Goal of the exercise -
Search the records for the word "this" and report each line that has it.

=== Data to process ===

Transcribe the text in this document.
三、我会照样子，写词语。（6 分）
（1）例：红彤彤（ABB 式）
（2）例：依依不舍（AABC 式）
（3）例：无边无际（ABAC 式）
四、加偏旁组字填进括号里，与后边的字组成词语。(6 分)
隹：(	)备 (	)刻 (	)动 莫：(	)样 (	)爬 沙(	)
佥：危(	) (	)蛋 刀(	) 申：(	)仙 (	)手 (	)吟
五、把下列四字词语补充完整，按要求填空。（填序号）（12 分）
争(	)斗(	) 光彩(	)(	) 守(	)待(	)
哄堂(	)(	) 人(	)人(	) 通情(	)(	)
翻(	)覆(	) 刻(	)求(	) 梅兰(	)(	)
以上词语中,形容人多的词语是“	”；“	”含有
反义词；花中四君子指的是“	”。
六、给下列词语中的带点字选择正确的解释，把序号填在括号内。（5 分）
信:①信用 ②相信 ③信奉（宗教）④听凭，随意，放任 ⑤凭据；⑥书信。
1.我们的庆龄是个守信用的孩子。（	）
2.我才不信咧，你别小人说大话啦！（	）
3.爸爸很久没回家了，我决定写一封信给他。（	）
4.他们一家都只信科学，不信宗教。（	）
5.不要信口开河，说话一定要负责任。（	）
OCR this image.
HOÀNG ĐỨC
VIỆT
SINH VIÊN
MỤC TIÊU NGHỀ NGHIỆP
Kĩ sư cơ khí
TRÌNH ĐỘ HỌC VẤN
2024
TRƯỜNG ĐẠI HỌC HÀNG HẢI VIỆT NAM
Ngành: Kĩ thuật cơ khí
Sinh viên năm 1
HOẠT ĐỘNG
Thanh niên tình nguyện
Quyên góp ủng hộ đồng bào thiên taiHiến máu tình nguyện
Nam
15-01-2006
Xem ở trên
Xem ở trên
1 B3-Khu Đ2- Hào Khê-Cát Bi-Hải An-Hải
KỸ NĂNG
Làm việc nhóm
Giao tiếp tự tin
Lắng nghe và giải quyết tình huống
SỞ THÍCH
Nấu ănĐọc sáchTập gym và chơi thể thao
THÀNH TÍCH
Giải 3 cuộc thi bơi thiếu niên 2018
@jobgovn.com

===
=== Data to process ===

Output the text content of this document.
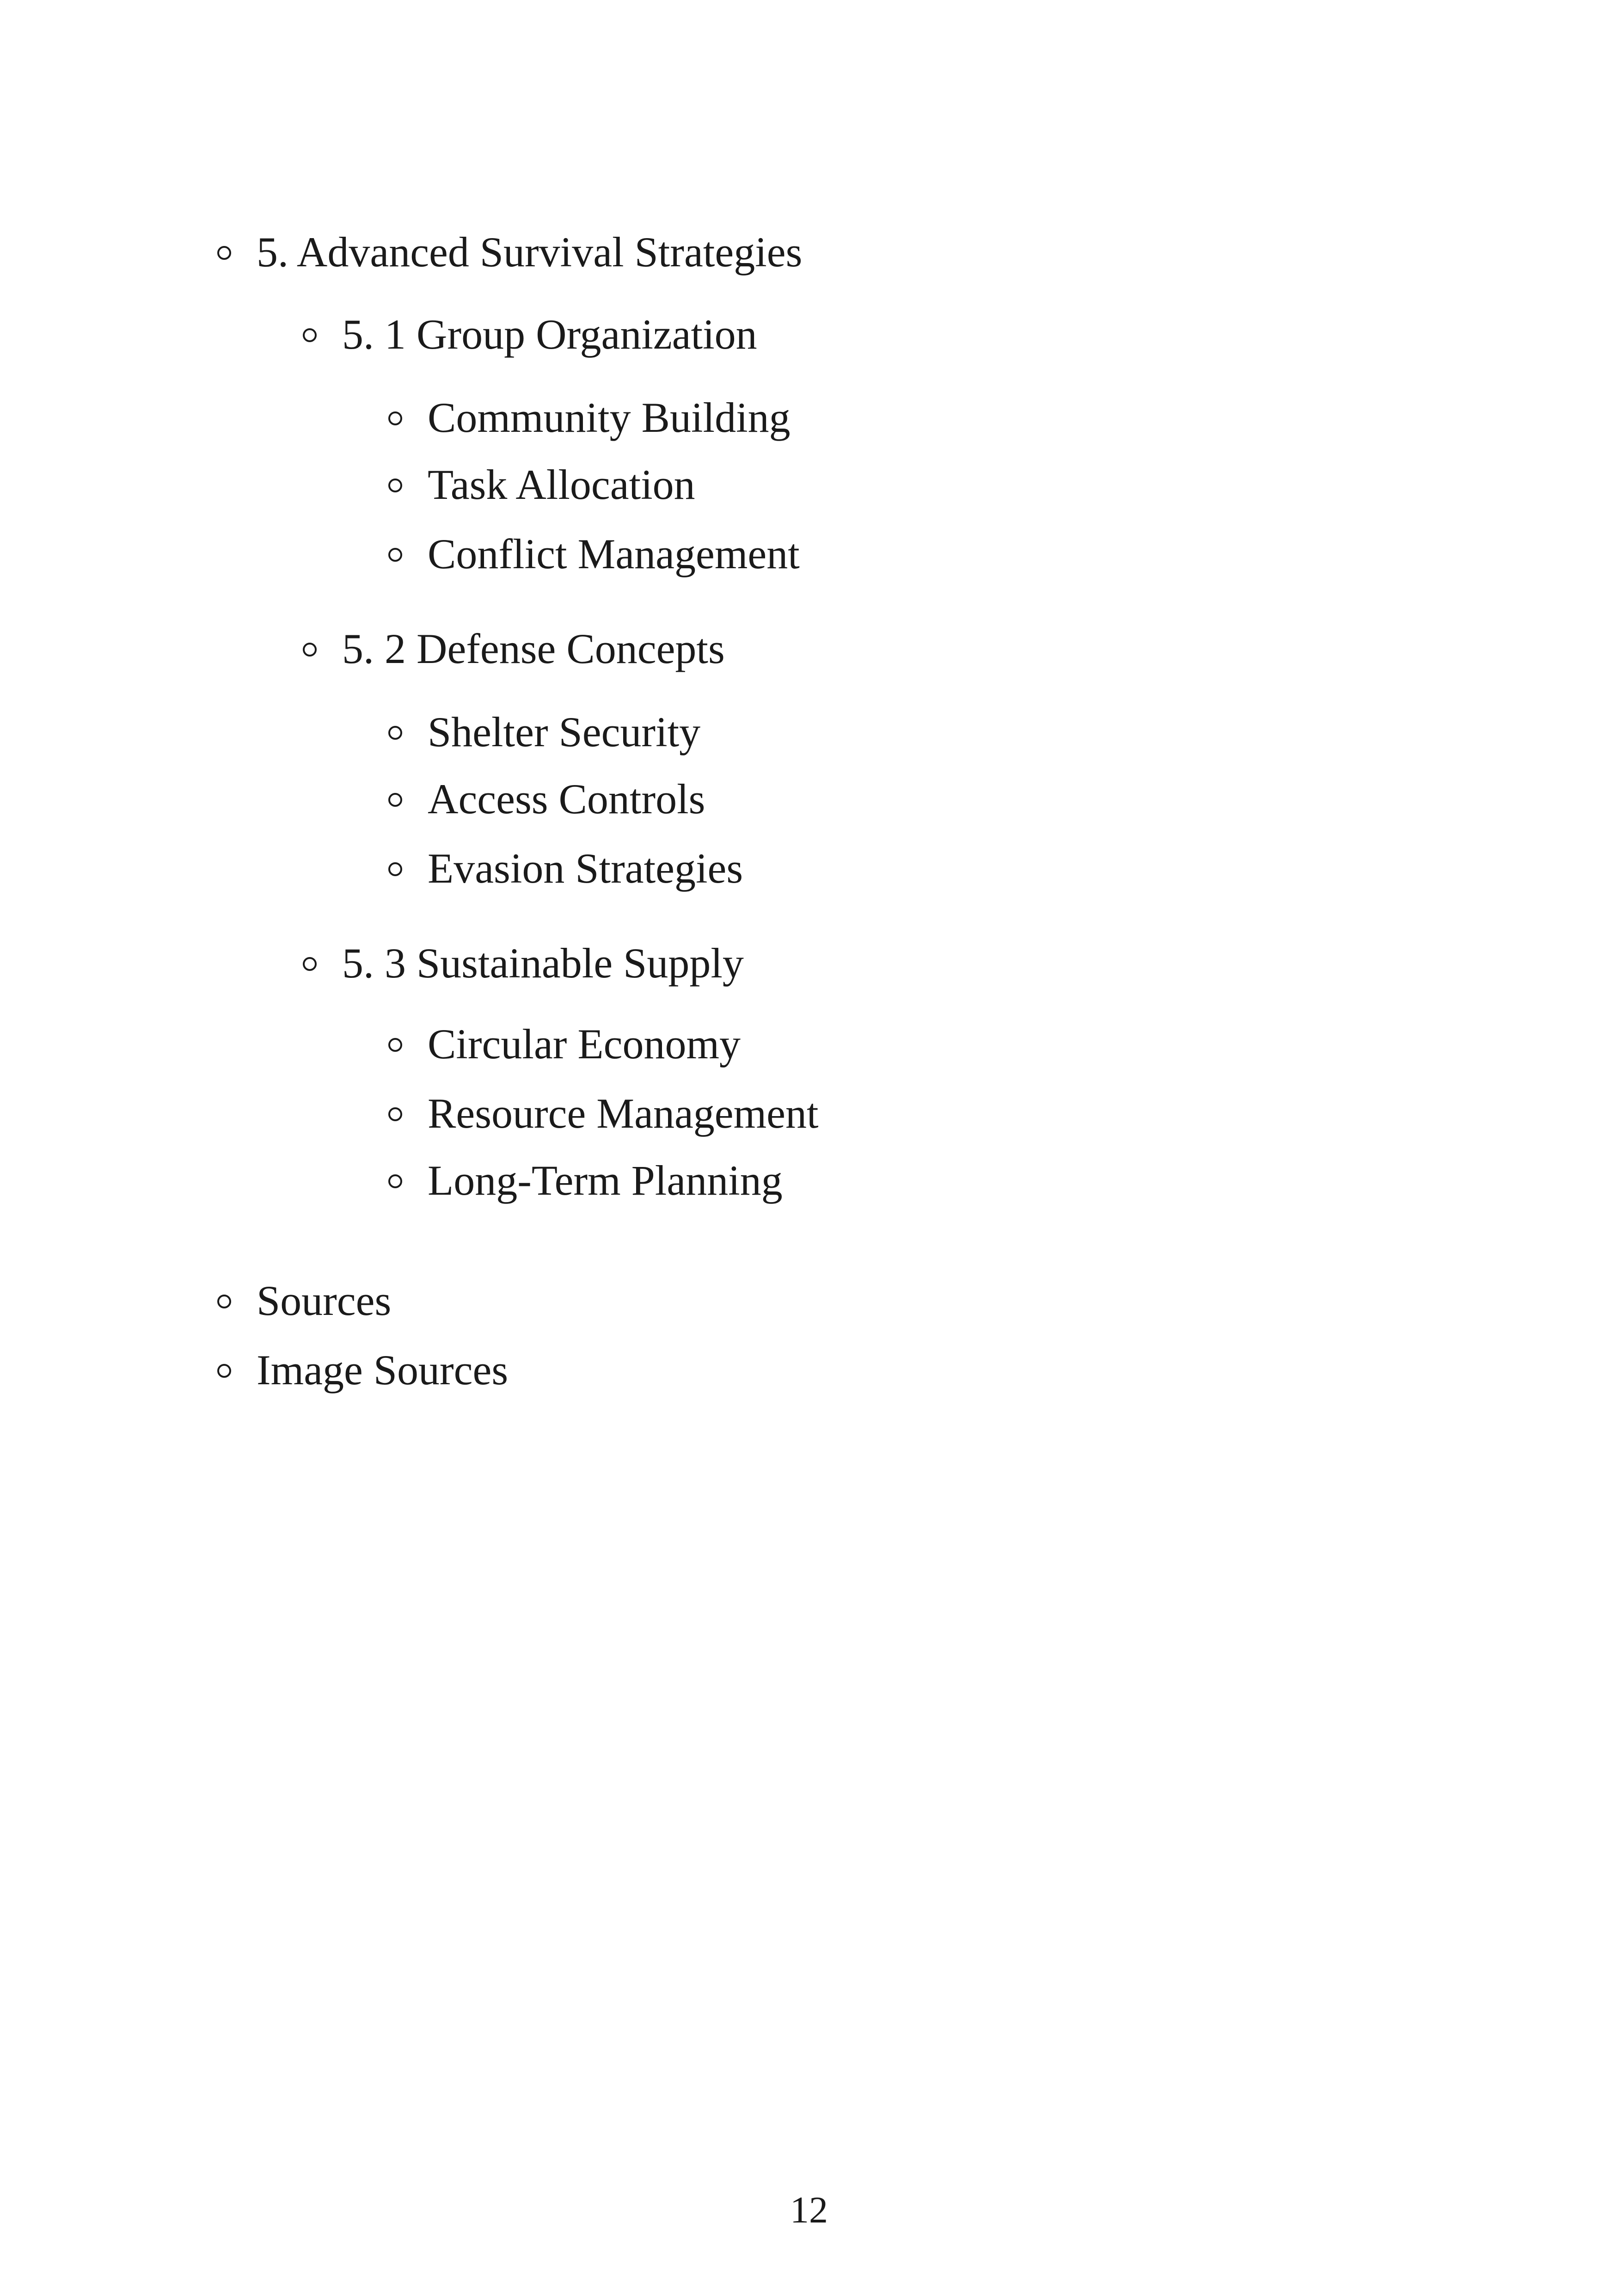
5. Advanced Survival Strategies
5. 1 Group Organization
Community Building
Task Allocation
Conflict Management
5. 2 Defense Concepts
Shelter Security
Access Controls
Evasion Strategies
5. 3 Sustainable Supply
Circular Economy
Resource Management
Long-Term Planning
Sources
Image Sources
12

===
=== Data to process ===

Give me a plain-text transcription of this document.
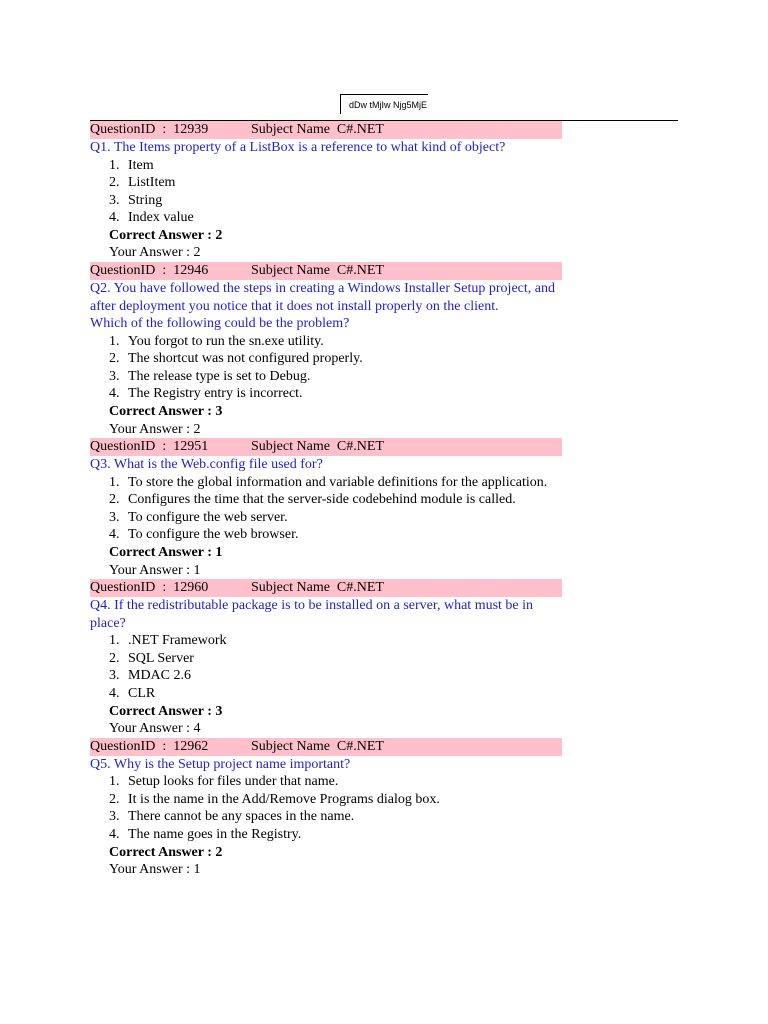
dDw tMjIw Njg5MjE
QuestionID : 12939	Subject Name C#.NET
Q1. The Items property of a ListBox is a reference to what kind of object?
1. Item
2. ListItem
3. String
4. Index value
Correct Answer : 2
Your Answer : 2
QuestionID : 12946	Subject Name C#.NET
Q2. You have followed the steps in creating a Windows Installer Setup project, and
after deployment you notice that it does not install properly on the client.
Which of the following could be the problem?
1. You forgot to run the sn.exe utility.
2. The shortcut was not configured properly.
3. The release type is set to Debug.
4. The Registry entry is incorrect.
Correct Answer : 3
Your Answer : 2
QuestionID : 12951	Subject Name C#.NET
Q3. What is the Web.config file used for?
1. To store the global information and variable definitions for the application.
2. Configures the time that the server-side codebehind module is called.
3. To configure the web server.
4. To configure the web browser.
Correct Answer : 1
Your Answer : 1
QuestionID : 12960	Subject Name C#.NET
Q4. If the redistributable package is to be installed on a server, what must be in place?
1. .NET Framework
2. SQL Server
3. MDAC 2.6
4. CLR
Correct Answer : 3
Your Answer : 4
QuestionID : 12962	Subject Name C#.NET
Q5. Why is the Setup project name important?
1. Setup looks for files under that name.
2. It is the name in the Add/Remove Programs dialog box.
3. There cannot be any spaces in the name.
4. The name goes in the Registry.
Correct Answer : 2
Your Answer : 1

===

Correct result -
Transcribe the text in this document.
OCR this image.
Output the text content of this document.
Give me a plain-text transcription of this document.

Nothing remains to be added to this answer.